OBJECTIVE >>
Drop all pictures and repeat exactly the lines from the line holding "What data populates" through the end of the records.

* begin *

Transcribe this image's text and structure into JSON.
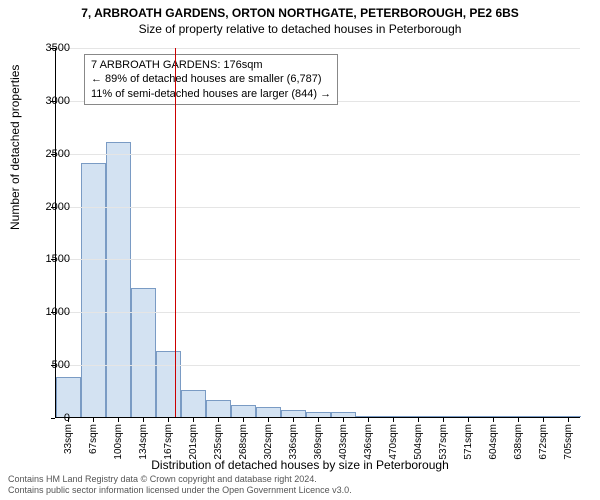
{
  "title": "7, ARBROATH GARDENS, ORTON NORTHGATE, PETERBOROUGH, PE2 6BS",
  "subtitle": "Size of property relative to detached houses in Peterborough",
  "y_axis_label": "Number of detached properties",
  "x_axis_label": "Distribution of detached houses by size in Peterborough",
  "chart": {
    "type": "histogram",
    "ylim": [
      0,
      3500
    ],
    "ytick_step": 500,
    "yticks": [
      0,
      500,
      1000,
      1500,
      2000,
      2500,
      3000,
      3500
    ],
    "x_categories": [
      "33sqm",
      "67sqm",
      "100sqm",
      "134sqm",
      "167sqm",
      "201sqm",
      "235sqm",
      "268sqm",
      "302sqm",
      "336sqm",
      "369sqm",
      "403sqm",
      "436sqm",
      "470sqm",
      "504sqm",
      "537sqm",
      "571sqm",
      "604sqm",
      "638sqm",
      "672sqm",
      "705sqm"
    ],
    "bar_values": [
      380,
      2400,
      2600,
      1220,
      620,
      260,
      160,
      115,
      95,
      65,
      50,
      45,
      5,
      8,
      4,
      6,
      4,
      5,
      3,
      4,
      3
    ],
    "bar_fill": "#d3e2f2",
    "bar_stroke": "#7a9bc4",
    "grid_color": "#e5e5e5",
    "reference_line": {
      "value_sqm": 176,
      "color": "#cc0000"
    },
    "annotation": {
      "lines": [
        "7 ARBROATH GARDENS: 176sqm",
        "← 89% of detached houses are smaller (6,787)",
        "11% of semi-detached houses are larger (844) →"
      ]
    }
  },
  "footer": {
    "line1": "Contains HM Land Registry data © Crown copyright and database right 2024.",
    "line2": "Contains public sector information licensed under the Open Government Licence v3.0."
  }
}
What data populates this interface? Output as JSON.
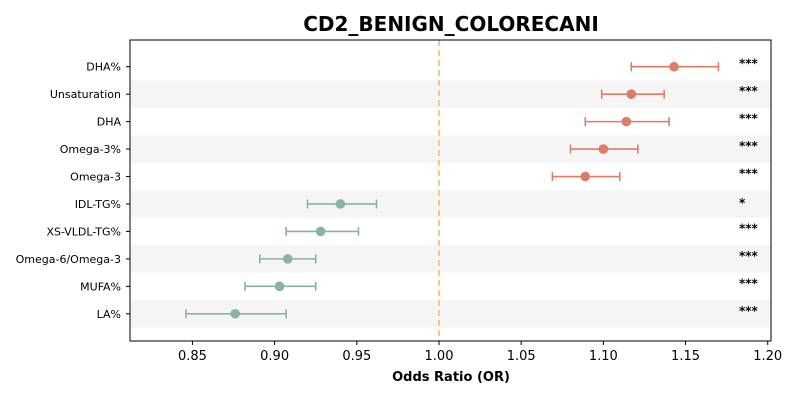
{
  "chart_data": {
    "type": "scatter",
    "subtype": "forest-plot",
    "title": "CD2_BENIGN_COLORECANI",
    "xlabel": "Odds Ratio (OR)",
    "ylabel": "",
    "xlim": [
      0.812,
      1.202
    ],
    "xticks": [
      "0.85",
      "0.90",
      "0.95",
      "1.00",
      "1.05",
      "1.10",
      "1.15",
      "1.20"
    ],
    "reference_line": {
      "x": 1.0,
      "style": "dashed",
      "color": "#f5c57a"
    },
    "colors": {
      "risk": "#e07b65",
      "protective": "#86b49c",
      "stripe": "#f5f5f5"
    },
    "categories": [
      "DHA%",
      "Unsaturation",
      "DHA",
      "Omega-3%",
      "Omega-3",
      "IDL-TG%",
      "XS-VLDL-TG%",
      "Omega-6/Omega-3",
      "MUFA%",
      "LA%"
    ],
    "or": [
      1.143,
      1.117,
      1.114,
      1.1,
      1.089,
      0.94,
      0.928,
      0.908,
      0.903,
      0.876
    ],
    "ci_low": [
      1.117,
      1.099,
      1.089,
      1.08,
      1.069,
      0.92,
      0.907,
      0.891,
      0.882,
      0.846
    ],
    "ci_high": [
      1.17,
      1.137,
      1.14,
      1.121,
      1.11,
      0.962,
      0.951,
      0.925,
      0.925,
      0.907
    ],
    "significance": [
      "***",
      "***",
      "***",
      "***",
      "***",
      "*",
      "***",
      "***",
      "***",
      "***"
    ],
    "grid": false
  }
}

* end *

ANSWER BELOW >>
What data populates this interface? Output as JSON.
{
  "chart_data": {
    "type": "scatter",
    "subtype": "forest-plot",
    "title": "CD2_BENIGN_COLORECANI",
    "xlabel": "Odds Ratio (OR)",
    "ylabel": "",
    "xlim": [
      0.812,
      1.202
    ],
    "xticks": [
      "0.85",
      "0.90",
      "0.95",
      "1.00",
      "1.05",
      "1.10",
      "1.15",
      "1.20"
    ],
    "reference_line": {
      "x": 1.0,
      "style": "dashed",
      "color": "#f5c57a"
    },
    "colors": {
      "risk": "#e07b65",
      "protective": "#86b49c",
      "stripe": "#f5f5f5"
    },
    "categories": [
      "DHA%",
      "Unsaturation",
      "DHA",
      "Omega-3%",
      "Omega-3",
      "IDL-TG%",
      "XS-VLDL-TG%",
      "Omega-6/Omega-3",
      "MUFA%",
      "LA%"
    ],
    "or": [
      1.143,
      1.117,
      1.114,
      1.1,
      1.089,
      0.94,
      0.928,
      0.908,
      0.903,
      0.876
    ],
    "ci_low": [
      1.117,
      1.099,
      1.089,
      1.08,
      1.069,
      0.92,
      0.907,
      0.891,
      0.882,
      0.846
    ],
    "ci_high": [
      1.17,
      1.137,
      1.14,
      1.121,
      1.11,
      0.962,
      0.951,
      0.925,
      0.925,
      0.907
    ],
    "significance": [
      "***",
      "***",
      "***",
      "***",
      "***",
      "*",
      "***",
      "***",
      "***",
      "***"
    ],
    "grid": false
  }
}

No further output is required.